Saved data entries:
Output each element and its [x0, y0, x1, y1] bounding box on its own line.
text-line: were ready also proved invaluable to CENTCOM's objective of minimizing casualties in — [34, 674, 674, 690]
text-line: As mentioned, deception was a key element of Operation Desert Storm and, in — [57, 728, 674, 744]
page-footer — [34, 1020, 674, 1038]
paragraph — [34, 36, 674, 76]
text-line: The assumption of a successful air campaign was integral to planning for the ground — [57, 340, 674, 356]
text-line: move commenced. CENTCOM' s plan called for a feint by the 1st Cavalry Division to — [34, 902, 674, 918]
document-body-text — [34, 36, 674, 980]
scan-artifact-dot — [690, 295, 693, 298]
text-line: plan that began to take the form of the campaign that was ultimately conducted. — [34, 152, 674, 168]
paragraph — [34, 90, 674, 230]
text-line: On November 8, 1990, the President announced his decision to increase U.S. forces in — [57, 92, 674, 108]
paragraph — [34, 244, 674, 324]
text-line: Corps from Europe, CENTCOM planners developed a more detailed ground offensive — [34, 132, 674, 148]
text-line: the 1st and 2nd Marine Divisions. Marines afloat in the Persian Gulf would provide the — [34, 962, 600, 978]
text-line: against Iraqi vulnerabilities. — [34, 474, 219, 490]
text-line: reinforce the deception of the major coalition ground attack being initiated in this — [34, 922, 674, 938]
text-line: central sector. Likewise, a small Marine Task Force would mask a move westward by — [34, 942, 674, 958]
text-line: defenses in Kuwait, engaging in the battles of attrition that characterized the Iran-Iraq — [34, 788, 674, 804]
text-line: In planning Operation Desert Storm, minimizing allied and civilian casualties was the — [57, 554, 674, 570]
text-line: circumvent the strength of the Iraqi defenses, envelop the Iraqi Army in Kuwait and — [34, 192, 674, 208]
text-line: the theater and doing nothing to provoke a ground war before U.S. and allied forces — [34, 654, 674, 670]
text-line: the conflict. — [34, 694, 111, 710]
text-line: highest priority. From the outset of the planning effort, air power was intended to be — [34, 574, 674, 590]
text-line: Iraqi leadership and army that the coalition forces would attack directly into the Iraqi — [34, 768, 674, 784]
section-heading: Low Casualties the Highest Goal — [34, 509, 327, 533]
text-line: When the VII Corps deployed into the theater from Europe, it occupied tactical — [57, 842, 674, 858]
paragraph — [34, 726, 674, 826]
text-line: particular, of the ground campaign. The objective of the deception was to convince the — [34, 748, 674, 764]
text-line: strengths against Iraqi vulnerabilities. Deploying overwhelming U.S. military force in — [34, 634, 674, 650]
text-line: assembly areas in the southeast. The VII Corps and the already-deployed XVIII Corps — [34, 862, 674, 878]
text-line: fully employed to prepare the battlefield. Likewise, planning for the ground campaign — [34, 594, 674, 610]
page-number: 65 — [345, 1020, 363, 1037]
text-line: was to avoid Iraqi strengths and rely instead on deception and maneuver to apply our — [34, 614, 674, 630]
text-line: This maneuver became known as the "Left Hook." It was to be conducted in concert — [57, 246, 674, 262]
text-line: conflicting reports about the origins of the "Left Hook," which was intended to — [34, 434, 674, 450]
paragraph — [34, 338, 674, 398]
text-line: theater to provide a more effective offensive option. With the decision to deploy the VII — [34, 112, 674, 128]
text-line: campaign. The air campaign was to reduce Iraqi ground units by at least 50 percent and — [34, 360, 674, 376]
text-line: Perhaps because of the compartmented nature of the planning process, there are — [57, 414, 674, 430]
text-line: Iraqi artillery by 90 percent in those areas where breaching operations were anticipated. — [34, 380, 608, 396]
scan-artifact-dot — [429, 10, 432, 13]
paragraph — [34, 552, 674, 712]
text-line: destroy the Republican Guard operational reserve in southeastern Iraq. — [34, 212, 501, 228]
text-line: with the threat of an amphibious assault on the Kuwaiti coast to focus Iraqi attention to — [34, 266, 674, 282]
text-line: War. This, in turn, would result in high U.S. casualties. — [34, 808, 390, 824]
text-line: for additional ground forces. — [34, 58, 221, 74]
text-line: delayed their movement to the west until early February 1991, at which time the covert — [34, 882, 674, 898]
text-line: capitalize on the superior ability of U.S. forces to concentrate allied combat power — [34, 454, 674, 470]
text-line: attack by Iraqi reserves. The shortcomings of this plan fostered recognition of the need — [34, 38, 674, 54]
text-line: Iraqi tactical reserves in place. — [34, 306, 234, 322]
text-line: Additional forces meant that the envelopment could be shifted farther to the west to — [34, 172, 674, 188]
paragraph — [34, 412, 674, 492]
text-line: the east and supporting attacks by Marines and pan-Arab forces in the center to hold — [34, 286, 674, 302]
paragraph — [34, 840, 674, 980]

REQUIREMENTS — Could you rewrite all of the lines above, putting "Central Command" wherever "CENTCOM" occurs and leaving everything else unchanged?

RESPONSE TO THE EXERCISE —
Output each element and its [x0, y0, x1, y1] bounding box on its own line.
text-line: were ready also proved invaluable to Central Command's objective of minimizing casualties in — [34, 674, 674, 690]
text-line: As mentioned, deception was a key element of Operation Desert Storm and, in — [57, 728, 674, 744]
page-footer — [34, 1020, 674, 1038]
paragraph — [34, 36, 674, 76]
text-line: The assumption of a successful air campaign was integral to planning for the ground — [57, 340, 674, 356]
text-line: move commenced. Central Command' s plan called for a feint by the 1st Cavalry Division to — [34, 902, 674, 918]
document-body-text — [34, 36, 674, 980]
scan-artifact-dot — [690, 295, 693, 298]
text-line: plan that began to take the form of the campaign that was ultimately conducted. — [34, 152, 674, 168]
paragraph — [34, 90, 674, 230]
text-line: On November 8, 1990, the President announced his decision to increase U.S. forces in — [57, 92, 674, 108]
paragraph — [34, 244, 674, 324]
text-line: Corps from Europe, Central Command planners developed a more detailed ground offensive — [34, 132, 674, 148]
text-line: the 1st and 2nd Marine Divisions. Marines afloat in the Persian Gulf would provide the — [34, 962, 600, 978]
text-line: against Iraqi vulnerabilities. — [34, 474, 219, 490]
text-line: reinforce the deception of the major coalition ground attack being initiated in this — [34, 922, 674, 938]
text-line: central sector. Likewise, a small Marine Task Force would mask a move westward by — [34, 942, 674, 958]
text-line: defenses in Kuwait, engaging in the battles of attrition that characterized the Iran-Iraq — [34, 788, 674, 804]
text-line: In planning Operation Desert Storm, minimizing allied and civilian casualties was the — [57, 554, 674, 570]
text-line: circumvent the strength of the Iraqi defenses, envelop the Iraqi Army in Kuwait and — [34, 192, 674, 208]
text-line: the theater and doing nothing to provoke a ground war before U.S. and allied forces — [34, 654, 674, 670]
text-line: the conflict. — [34, 694, 111, 710]
text-line: highest priority. From the outset of the planning effort, air power was intended to be — [34, 574, 674, 590]
text-line: Iraqi leadership and army that the coalition forces would attack directly into the Iraqi — [34, 768, 674, 784]
section-heading: Low Casualties the Highest Goal — [34, 509, 327, 533]
text-line: When the VII Corps deployed into the theater from Europe, it occupied tactical — [57, 842, 674, 858]
paragraph — [34, 726, 674, 826]
text-line: particular, of the ground campaign. The objective of the deception was to convince the — [34, 748, 674, 764]
text-line: strengths against Iraqi vulnerabilities. Deploying overwhelming U.S. military force in — [34, 634, 674, 650]
text-line: assembly areas in the southeast. The VII Corps and the already-deployed XVIII Corps — [34, 862, 674, 878]
text-line: fully employed to prepare the battlefield. Likewise, planning for the ground campaign — [34, 594, 674, 610]
page-number: 65 — [345, 1020, 363, 1037]
text-line: was to avoid Iraqi strengths and rely instead on deception and maneuver to apply our — [34, 614, 674, 630]
text-line: This maneuver became known as the "Left Hook." It was to be conducted in concert — [57, 246, 674, 262]
text-line: conflicting reports about the origins of the "Left Hook," which was intended to — [34, 434, 674, 450]
paragraph — [34, 338, 674, 398]
text-line: theater to provide a more effective offensive option. With the decision to deploy the VII — [34, 112, 674, 128]
text-line: campaign. The air campaign was to reduce Iraqi ground units by at least 50 percent and — [34, 360, 674, 376]
text-line: Perhaps because of the compartmented nature of the planning process, there are — [57, 414, 674, 430]
text-line: Iraqi artillery by 90 percent in those areas where breaching operations were anticipated. — [34, 380, 608, 396]
scan-artifact-dot — [429, 10, 432, 13]
paragraph — [34, 552, 674, 712]
text-line: destroy the Republican Guard operational reserve in southeastern Iraq. — [34, 212, 501, 228]
text-line: with the threat of an amphibious assault on the Kuwaiti coast to focus Iraqi attention to — [34, 266, 674, 282]
text-line: War. This, in turn, would result in high U.S. casualties. — [34, 808, 390, 824]
text-line: for additional ground forces. — [34, 58, 221, 74]
text-line: delayed their movement to the west until early February 1991, at which time the covert — [34, 882, 674, 898]
text-line: capitalize on the superior ability of U.S. forces to concentrate allied combat power — [34, 454, 674, 470]
text-line: attack by Iraqi reserves. The shortcomings of this plan fostered recognition of the need — [34, 38, 674, 54]
text-line: Iraqi tactical reserves in place. — [34, 306, 234, 322]
text-line: Additional forces meant that the envelopment could be shifted farther to the west to — [34, 172, 674, 188]
paragraph — [34, 412, 674, 492]
text-line: the east and supporting attacks by Marines and pan-Arab forces in the center to hold — [34, 286, 674, 302]
paragraph — [34, 840, 674, 980]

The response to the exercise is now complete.